Extract all lines that hold the string "label".

*Records for this task*:
━━━━━━━━━━━━━━━━━━━━

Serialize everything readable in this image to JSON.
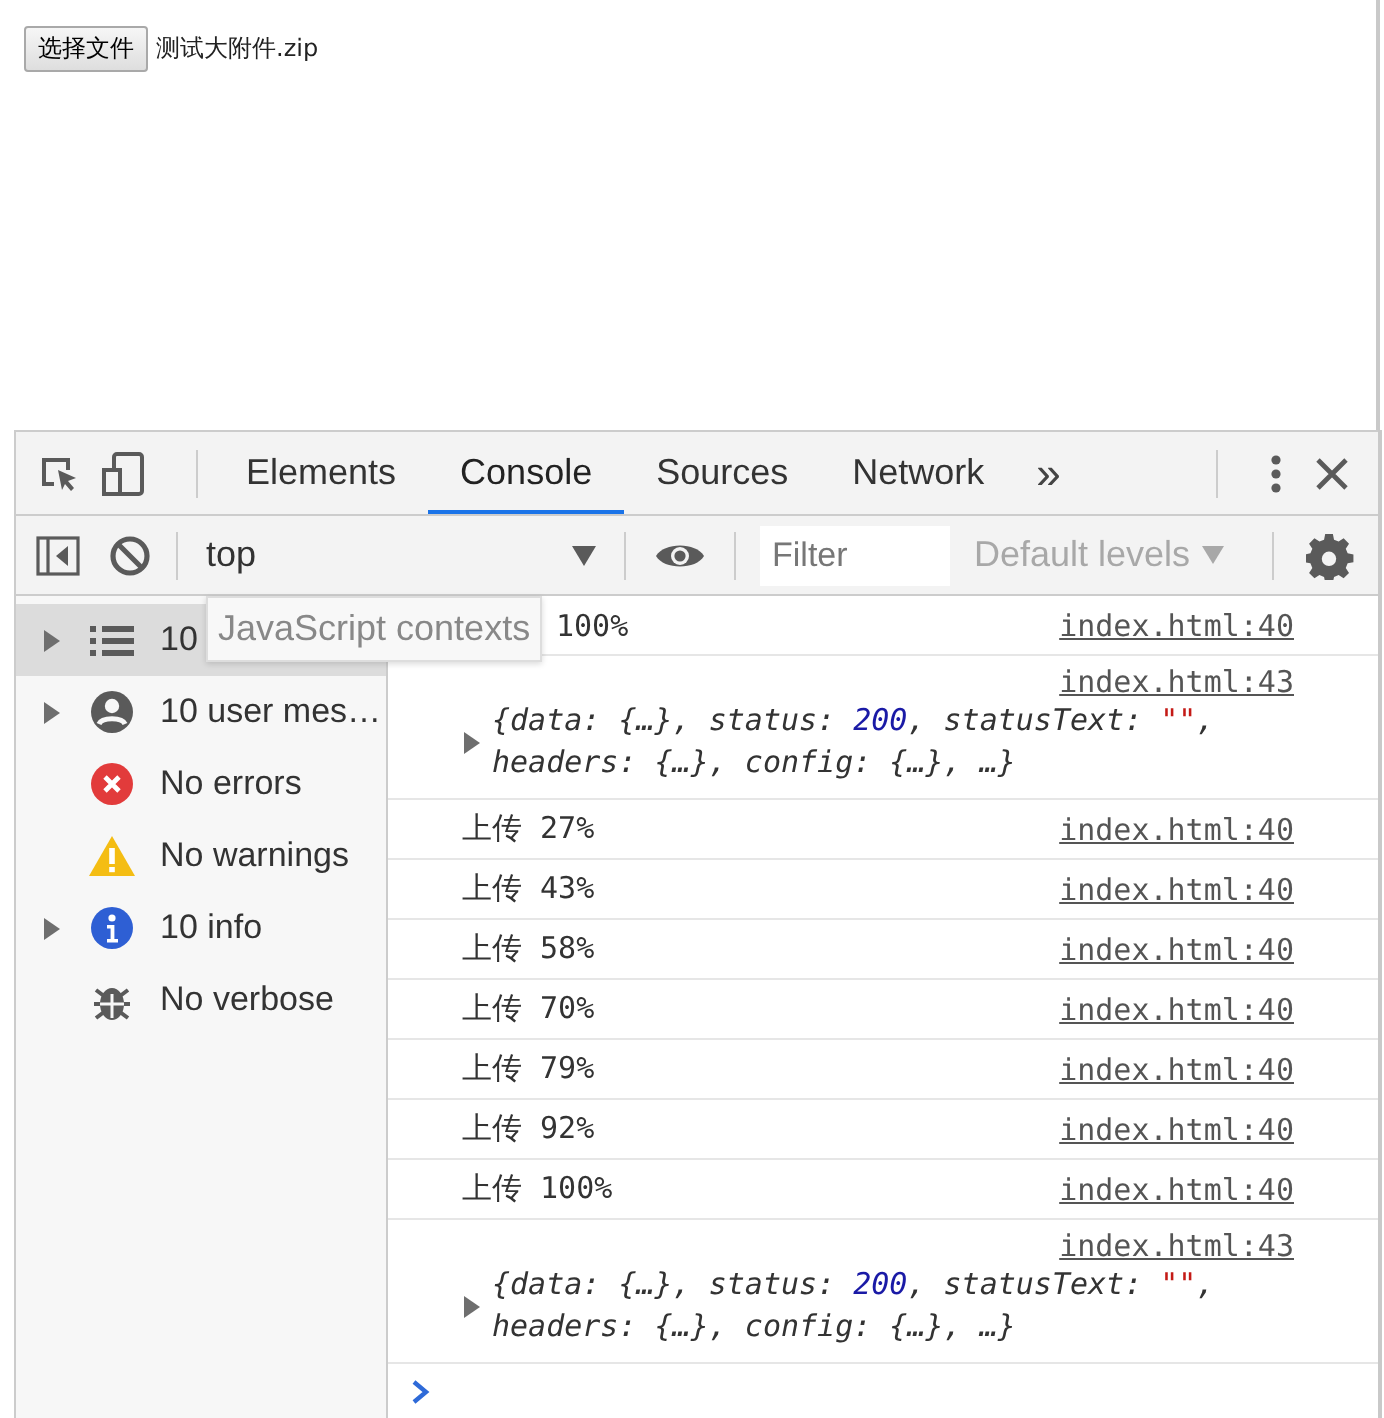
{
  "page": {
    "file_button": "选择文件",
    "file_name": "测试大附件.zip"
  },
  "devtools": {
    "tabs": [
      {
        "label": "Elements",
        "selected": false
      },
      {
        "label": "Console",
        "selected": true
      },
      {
        "label": "Sources",
        "selected": false
      },
      {
        "label": "Network",
        "selected": false
      }
    ],
    "more_tabs": "»",
    "toolbar": {
      "context": "top",
      "filter": {
        "placeholder": "Filter"
      },
      "levels": "Default levels"
    },
    "sidebar": {
      "items": [
        {
          "kind": "messages",
          "label": "10",
          "expandable": true,
          "selected": true
        },
        {
          "kind": "user",
          "label": "10 user mes…",
          "expandable": true,
          "selected": false
        },
        {
          "kind": "error",
          "label": "No errors",
          "expandable": false,
          "selected": false
        },
        {
          "kind": "warning",
          "label": "No warnings",
          "expandable": false,
          "selected": false
        },
        {
          "kind": "info",
          "label": "10 info",
          "expandable": true,
          "selected": false
        },
        {
          "kind": "verbose",
          "label": "No verbose",
          "expandable": false,
          "selected": false
        }
      ]
    },
    "tooltip": "JavaScript contexts",
    "logs": [
      {
        "kind": "text_under_tooltip",
        "text": "100%",
        "source": "index.html:40"
      },
      {
        "kind": "object",
        "source": "index.html:43",
        "lines": [
          [
            {
              "kind": "plain",
              "text": "{data: {…}, status: "
            },
            {
              "kind": "number",
              "text": "200"
            },
            {
              "kind": "plain",
              "text": ", statusText: "
            },
            {
              "kind": "string",
              "text": "\"\""
            },
            {
              "kind": "plain",
              "text": ","
            }
          ],
          [
            {
              "kind": "plain",
              "text": "headers: {…}, config: {…}, …}"
            }
          ]
        ]
      },
      {
        "kind": "text",
        "text": "上传 27%",
        "source": "index.html:40"
      },
      {
        "kind": "text",
        "text": "上传 43%",
        "source": "index.html:40"
      },
      {
        "kind": "text",
        "text": "上传 58%",
        "source": "index.html:40"
      },
      {
        "kind": "text",
        "text": "上传 70%",
        "source": "index.html:40"
      },
      {
        "kind": "text",
        "text": "上传 79%",
        "source": "index.html:40"
      },
      {
        "kind": "text",
        "text": "上传 92%",
        "source": "index.html:40"
      },
      {
        "kind": "text",
        "text": "上传 100%",
        "source": "index.html:40"
      },
      {
        "kind": "object",
        "source": "index.html:43",
        "lines": [
          [
            {
              "kind": "plain",
              "text": "{data: {…}, status: "
            },
            {
              "kind": "number",
              "text": "200"
            },
            {
              "kind": "plain",
              "text": ", statusText: "
            },
            {
              "kind": "string",
              "text": "\"\""
            },
            {
              "kind": "plain",
              "text": ","
            }
          ],
          [
            {
              "kind": "plain",
              "text": "headers: {…}, config: {…}, …}"
            }
          ]
        ]
      }
    ]
  }
}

━━━━━━━━━━━━━━━━━━━━

*Answer to this task*:
        "label": "Elements",
        "label": "Console",
        "label": "Sources",
        "label": "Network",
          "label": "10",
          "label": "10 user mes…",
          "label": "No errors",
          "label": "No warnings",
          "label": "10 info",
          "label": "No verbose",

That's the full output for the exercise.